• **Your goal**
Return each line of the records holding the string "Gene".

***** Data section *****

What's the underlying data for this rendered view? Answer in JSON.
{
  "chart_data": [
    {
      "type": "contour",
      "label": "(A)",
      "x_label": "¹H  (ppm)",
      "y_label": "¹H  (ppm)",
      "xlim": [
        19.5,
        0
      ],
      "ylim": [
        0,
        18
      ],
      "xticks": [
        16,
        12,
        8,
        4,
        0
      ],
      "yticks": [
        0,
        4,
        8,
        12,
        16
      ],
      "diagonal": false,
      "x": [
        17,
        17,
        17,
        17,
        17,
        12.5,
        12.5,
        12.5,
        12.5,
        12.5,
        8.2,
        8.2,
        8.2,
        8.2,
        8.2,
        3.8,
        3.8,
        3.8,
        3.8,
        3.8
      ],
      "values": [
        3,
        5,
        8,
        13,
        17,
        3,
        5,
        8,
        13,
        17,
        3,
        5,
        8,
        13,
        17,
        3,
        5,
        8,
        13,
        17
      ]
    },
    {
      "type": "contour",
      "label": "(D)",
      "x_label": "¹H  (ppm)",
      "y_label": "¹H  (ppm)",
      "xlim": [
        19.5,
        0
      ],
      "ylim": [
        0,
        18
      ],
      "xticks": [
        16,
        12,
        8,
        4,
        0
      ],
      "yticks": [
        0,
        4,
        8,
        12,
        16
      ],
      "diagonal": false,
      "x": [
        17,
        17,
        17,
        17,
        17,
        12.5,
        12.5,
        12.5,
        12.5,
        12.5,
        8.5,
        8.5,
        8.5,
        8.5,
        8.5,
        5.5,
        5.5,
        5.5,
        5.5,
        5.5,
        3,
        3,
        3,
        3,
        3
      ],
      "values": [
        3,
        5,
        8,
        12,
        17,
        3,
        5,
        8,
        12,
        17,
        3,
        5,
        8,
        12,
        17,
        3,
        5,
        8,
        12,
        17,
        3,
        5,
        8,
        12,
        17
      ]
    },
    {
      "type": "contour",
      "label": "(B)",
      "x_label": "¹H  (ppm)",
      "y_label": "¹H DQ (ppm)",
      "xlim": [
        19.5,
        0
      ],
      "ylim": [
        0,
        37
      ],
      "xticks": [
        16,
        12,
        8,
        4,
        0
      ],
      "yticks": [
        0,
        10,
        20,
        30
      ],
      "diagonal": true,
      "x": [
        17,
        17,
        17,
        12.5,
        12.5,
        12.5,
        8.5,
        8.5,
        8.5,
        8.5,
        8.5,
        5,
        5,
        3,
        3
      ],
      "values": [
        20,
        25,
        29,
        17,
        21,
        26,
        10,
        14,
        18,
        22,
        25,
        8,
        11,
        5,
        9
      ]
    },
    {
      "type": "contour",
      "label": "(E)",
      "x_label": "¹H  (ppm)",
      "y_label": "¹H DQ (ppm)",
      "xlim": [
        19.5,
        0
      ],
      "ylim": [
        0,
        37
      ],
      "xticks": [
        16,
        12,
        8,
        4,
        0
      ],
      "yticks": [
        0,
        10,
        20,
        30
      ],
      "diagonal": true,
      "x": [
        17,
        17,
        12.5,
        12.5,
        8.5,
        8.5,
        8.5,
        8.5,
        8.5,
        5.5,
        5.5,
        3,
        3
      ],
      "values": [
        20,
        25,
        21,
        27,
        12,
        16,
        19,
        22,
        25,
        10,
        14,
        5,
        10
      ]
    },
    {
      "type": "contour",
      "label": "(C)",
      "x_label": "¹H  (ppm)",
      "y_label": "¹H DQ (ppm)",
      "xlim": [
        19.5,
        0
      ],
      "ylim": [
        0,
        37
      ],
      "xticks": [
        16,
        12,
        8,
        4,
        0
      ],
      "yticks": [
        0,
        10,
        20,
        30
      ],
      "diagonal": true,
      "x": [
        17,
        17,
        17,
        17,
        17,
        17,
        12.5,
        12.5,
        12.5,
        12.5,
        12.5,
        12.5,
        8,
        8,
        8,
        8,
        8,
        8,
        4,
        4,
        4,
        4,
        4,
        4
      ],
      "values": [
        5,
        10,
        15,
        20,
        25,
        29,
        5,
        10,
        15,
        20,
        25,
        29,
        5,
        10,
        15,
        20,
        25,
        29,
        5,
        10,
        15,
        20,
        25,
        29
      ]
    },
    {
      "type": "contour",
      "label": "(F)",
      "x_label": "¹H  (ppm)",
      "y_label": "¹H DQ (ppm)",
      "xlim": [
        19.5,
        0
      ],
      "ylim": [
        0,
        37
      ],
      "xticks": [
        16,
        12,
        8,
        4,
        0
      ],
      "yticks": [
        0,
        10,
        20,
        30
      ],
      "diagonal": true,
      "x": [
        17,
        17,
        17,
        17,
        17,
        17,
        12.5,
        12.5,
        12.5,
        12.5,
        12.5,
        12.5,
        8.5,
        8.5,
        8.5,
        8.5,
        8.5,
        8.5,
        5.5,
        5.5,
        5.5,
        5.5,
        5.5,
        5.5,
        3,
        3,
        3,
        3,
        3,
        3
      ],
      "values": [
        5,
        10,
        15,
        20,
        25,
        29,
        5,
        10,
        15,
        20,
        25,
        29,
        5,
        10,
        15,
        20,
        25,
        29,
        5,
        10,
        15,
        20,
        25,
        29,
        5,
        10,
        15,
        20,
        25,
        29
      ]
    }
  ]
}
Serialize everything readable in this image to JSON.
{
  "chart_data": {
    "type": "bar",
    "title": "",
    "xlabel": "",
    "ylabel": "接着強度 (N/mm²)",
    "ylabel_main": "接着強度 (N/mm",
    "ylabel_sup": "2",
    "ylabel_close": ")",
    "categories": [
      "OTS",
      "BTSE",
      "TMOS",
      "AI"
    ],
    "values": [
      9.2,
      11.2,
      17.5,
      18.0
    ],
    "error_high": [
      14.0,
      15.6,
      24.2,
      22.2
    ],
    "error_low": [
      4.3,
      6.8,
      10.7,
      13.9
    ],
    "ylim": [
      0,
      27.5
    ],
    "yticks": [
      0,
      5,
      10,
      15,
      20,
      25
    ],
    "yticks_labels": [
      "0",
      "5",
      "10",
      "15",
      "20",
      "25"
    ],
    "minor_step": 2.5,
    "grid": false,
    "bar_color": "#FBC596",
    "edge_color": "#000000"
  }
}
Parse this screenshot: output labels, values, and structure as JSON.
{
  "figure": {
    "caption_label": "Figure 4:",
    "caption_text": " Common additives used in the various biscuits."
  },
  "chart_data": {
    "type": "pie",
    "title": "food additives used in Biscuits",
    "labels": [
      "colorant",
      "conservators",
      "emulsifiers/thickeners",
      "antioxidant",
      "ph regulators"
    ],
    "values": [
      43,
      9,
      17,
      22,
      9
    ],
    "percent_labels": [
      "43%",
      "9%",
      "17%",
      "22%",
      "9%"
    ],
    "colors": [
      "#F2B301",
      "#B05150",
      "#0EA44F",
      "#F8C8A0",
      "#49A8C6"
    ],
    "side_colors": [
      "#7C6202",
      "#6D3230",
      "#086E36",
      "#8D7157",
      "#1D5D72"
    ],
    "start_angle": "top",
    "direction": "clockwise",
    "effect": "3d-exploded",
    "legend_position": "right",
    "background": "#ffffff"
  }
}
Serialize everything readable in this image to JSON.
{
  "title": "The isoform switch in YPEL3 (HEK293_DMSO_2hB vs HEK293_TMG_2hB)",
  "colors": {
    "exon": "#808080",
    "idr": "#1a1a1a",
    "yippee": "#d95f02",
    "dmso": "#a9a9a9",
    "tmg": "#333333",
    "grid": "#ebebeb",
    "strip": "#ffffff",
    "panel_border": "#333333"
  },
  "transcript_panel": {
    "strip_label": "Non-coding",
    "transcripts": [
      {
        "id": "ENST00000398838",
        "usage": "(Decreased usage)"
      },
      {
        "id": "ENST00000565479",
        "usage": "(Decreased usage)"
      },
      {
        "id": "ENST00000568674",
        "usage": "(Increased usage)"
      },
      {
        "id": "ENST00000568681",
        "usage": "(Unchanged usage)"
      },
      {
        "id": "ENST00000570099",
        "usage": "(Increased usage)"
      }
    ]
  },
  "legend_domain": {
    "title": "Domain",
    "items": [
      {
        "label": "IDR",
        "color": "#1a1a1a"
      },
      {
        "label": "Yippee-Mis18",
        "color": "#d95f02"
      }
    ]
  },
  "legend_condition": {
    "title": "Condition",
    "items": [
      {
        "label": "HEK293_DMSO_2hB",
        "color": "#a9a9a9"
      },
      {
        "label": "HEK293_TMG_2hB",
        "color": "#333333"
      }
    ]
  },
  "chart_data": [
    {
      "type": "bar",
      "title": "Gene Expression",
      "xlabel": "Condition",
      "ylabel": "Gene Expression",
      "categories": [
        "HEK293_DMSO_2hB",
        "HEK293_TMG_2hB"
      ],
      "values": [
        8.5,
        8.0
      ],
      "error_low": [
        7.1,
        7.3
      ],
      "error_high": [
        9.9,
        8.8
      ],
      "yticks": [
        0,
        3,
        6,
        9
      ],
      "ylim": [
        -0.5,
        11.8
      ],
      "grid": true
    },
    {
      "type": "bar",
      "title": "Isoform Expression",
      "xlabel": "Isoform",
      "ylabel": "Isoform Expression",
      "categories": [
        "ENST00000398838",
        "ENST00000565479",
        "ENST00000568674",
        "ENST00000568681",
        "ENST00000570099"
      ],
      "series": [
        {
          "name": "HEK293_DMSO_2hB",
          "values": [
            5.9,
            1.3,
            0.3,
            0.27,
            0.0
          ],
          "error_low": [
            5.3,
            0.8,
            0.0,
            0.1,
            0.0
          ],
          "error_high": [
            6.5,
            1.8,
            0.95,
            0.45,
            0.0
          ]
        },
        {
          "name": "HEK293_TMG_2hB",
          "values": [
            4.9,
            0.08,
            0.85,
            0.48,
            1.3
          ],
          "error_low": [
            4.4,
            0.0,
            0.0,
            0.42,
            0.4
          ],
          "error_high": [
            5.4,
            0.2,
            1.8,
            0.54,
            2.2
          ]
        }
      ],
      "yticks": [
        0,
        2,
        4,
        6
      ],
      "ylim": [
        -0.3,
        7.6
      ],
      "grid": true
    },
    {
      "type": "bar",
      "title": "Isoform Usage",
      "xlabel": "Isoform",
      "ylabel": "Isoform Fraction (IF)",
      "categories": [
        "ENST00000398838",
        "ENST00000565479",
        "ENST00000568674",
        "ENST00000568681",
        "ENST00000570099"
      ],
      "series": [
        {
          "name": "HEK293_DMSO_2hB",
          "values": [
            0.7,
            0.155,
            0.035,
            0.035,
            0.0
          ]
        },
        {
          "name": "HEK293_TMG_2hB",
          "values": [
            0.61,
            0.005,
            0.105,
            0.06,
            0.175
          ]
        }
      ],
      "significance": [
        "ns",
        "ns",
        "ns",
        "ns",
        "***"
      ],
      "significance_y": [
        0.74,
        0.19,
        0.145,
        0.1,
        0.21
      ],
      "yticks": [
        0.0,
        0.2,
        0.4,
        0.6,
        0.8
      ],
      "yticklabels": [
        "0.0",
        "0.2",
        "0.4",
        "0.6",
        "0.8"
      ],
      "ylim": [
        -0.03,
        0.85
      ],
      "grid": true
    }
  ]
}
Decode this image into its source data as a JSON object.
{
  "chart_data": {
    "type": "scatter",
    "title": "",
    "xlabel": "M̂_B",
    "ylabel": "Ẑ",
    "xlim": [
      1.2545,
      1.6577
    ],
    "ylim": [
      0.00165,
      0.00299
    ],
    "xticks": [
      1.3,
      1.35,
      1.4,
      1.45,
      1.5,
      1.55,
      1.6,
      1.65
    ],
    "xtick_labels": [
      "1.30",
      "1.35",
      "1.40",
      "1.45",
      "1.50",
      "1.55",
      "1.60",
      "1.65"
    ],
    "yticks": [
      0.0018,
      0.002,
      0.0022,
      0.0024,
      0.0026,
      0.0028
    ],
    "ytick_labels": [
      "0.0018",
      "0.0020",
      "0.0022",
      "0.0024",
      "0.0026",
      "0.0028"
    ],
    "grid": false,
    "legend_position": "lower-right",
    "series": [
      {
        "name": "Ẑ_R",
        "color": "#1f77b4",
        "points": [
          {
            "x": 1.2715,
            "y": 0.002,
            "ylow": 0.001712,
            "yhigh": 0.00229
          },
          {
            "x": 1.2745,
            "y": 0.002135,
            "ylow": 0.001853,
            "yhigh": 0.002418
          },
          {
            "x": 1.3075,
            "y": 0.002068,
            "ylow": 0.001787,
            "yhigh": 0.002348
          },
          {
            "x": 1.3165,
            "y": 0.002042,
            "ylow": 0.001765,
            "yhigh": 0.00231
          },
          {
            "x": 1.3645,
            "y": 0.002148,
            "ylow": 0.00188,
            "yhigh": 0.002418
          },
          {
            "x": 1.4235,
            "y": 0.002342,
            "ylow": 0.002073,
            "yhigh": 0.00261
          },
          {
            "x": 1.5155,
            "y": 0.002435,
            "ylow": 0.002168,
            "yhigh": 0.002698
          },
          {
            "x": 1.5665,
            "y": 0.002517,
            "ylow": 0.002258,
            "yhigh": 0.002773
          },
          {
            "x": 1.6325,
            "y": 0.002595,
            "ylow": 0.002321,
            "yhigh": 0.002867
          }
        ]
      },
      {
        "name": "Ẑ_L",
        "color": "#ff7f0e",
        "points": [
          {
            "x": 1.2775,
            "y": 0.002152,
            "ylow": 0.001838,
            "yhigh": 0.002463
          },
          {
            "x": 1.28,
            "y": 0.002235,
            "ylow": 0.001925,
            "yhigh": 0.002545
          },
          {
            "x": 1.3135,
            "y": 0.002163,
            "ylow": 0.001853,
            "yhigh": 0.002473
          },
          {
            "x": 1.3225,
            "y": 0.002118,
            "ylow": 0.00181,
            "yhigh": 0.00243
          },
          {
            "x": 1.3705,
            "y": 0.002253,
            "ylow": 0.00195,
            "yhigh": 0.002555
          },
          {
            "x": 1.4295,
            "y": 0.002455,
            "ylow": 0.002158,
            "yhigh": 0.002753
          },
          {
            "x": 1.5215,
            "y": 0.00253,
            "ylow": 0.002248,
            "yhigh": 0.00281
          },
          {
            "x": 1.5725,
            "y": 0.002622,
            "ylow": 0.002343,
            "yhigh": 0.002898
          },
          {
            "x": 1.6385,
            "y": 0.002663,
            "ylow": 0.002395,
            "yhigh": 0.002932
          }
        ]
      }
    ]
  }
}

*****

• **Exercise answer**
      "title": "Gene Expression",
      "ylabel": "Gene Expression",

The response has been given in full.